YOUR INSTRUCTIONS.
Filter out everything except lines holding "between".

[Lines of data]
######

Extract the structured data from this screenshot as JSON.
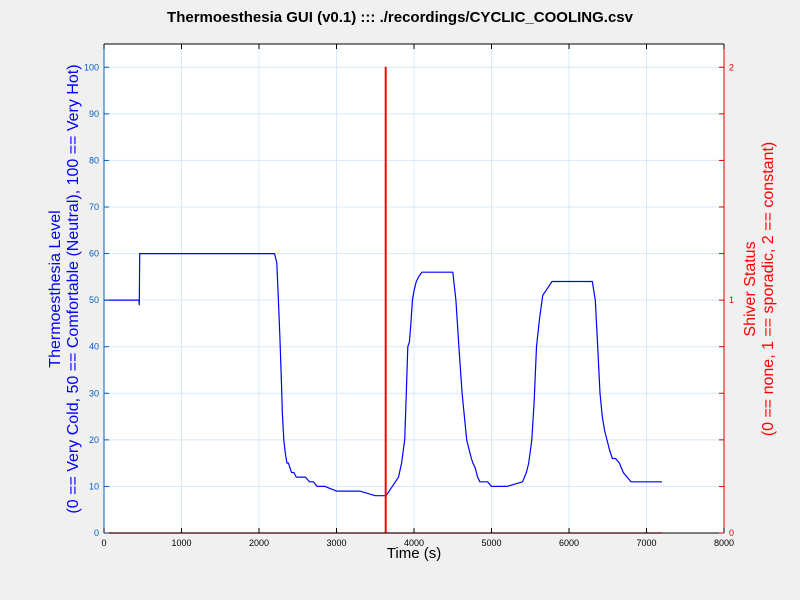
{
  "window": {
    "title": "Thermoesthesia GUI (v0.1) ::: ./recordings/CYCLIC_COOLING.csv"
  },
  "chart_data": {
    "type": "line",
    "title": "Thermoesthesia GUI (v0.1) ::: ./recordings/CYCLIC_COOLING.csv",
    "xlabel": "Time (s)",
    "ylabel_left": [
      "Thermoesthesia Level",
      "(0 == Very Cold, 50 == Comfortable (Neutral), 100 == Very Hot)"
    ],
    "ylabel_right": [
      "Shiver Status",
      "(0 == none, 1 == sporadic, 2 == constant)"
    ],
    "xlim": [
      0,
      8000
    ],
    "ylim_left": [
      0,
      105
    ],
    "ylim_right": [
      0,
      2.1
    ],
    "x_ticks": [
      0,
      1000,
      2000,
      3000,
      4000,
      5000,
      6000,
      7000,
      8000
    ],
    "y_left_ticks": [
      0,
      10,
      20,
      30,
      40,
      50,
      60,
      70,
      80,
      90,
      100
    ],
    "y_right_ticks": [
      0,
      1,
      2
    ],
    "grid": true,
    "colors": {
      "thermo": "#0000ff",
      "shiver": "#ff0000",
      "left_axis": "#0060c0",
      "right_axis": "#e00000",
      "grid": "#d8e8f8"
    },
    "series": [
      {
        "axis": "left",
        "x": [
          0,
          450,
          455,
          460,
          470,
          2200,
          2230,
          2250,
          2270,
          2290,
          2300,
          2320,
          2340,
          2360,
          2380,
          2400,
          2420,
          2450,
          2480,
          2520,
          2560,
          2600,
          2650,
          2700,
          2750,
          2850,
          3000,
          3300,
          3500,
          3640,
          3680,
          3720,
          3760,
          3800,
          3840,
          3880,
          3900,
          3920,
          3940,
          3960,
          3980,
          4000,
          4030,
          4060,
          4100,
          4150,
          4500,
          4540,
          4580,
          4620,
          4650,
          4680,
          4710,
          4740,
          4760,
          4790,
          4820,
          4850,
          4900,
          4950,
          5000,
          5050,
          5100,
          5200,
          5400,
          5450,
          5480,
          5520,
          5550,
          5580,
          5620,
          5660,
          5700,
          5740,
          5780,
          5820,
          5860,
          5900,
          5950,
          6300,
          6340,
          6370,
          6400,
          6430,
          6460,
          6490,
          6520,
          6560,
          6600,
          6650,
          6700,
          6750,
          6800,
          6900,
          6950,
          7000,
          7050,
          7200
        ],
        "y": [
          50,
          50,
          49,
          60,
          60,
          60,
          58,
          50,
          42,
          32,
          26,
          20,
          17,
          15,
          15,
          14,
          13,
          13,
          12,
          12,
          12,
          12,
          11,
          11,
          10,
          10,
          9,
          9,
          8,
          8,
          9,
          10,
          11,
          12,
          15,
          20,
          30,
          40,
          41,
          45,
          50,
          52,
          54,
          55,
          56,
          56,
          56,
          50,
          40,
          30,
          25,
          20,
          18,
          16,
          15,
          14,
          12,
          11,
          11,
          11,
          10,
          10,
          10,
          10,
          11,
          13,
          15,
          20,
          28,
          40,
          46,
          51,
          52,
          53,
          54,
          54,
          54,
          54,
          54,
          54,
          50,
          40,
          30,
          25,
          22,
          20,
          18,
          16,
          16,
          15,
          13,
          12,
          11,
          11,
          11,
          11,
          11,
          11
        ]
      },
      {
        "axis": "right",
        "x": [
          0,
          3630,
          3630,
          3640,
          3640,
          7200
        ],
        "y": [
          0,
          0,
          2,
          2,
          0,
          0
        ]
      }
    ]
  }
}
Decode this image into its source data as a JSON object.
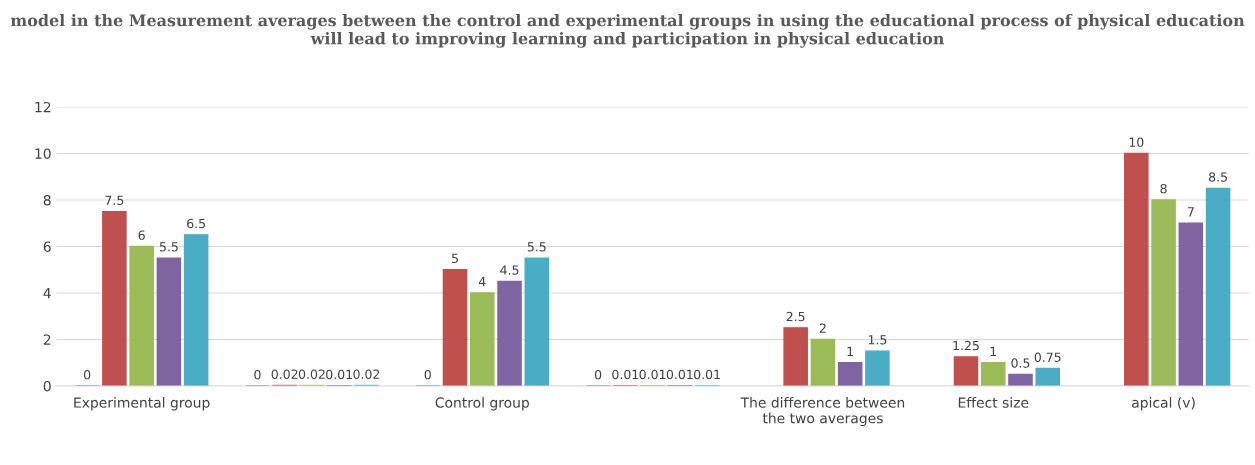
{
  "chart_data": {
    "type": "bar",
    "title": "model in the Measurement averages between the control and experimental groups in using the educational process of physical education will lead to improving learning and participation in physical education",
    "categories": [
      "Experimental group",
      null,
      "Control group",
      null,
      "The difference between\nthe two averages",
      "Effect size",
      "apical (v)"
    ],
    "series": [
      {
        "color": "#4f81bd",
        "values": [
          0,
          0,
          0,
          0,
          null,
          null,
          null
        ]
      },
      {
        "color": "#c0504d",
        "values": [
          7.5,
          0.02,
          5,
          0.01,
          2.5,
          1.25,
          10
        ]
      },
      {
        "color": "#9bbb59",
        "values": [
          6,
          0.02,
          4,
          0.01,
          2,
          1,
          8
        ]
      },
      {
        "color": "#8064a2",
        "values": [
          5.5,
          0.01,
          4.5,
          0.01,
          1,
          0.5,
          7
        ]
      },
      {
        "color": "#4bacc6",
        "values": [
          6.5,
          0.02,
          5.5,
          0.01,
          1.5,
          0.75,
          8.5
        ]
      }
    ],
    "ylim": [
      0,
      12
    ],
    "yticks": [
      0,
      2,
      4,
      6,
      8,
      10,
      12
    ],
    "grid": "y",
    "data_labels": true,
    "legend": false
  }
}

######

ANSWER TO THE EXERCISE.
    "title": "model in the Measurement averages between the control and experimental groups in using the educational process of physical education will lead to improving learning and participation in physical education",
      "The difference between\nthe two averages",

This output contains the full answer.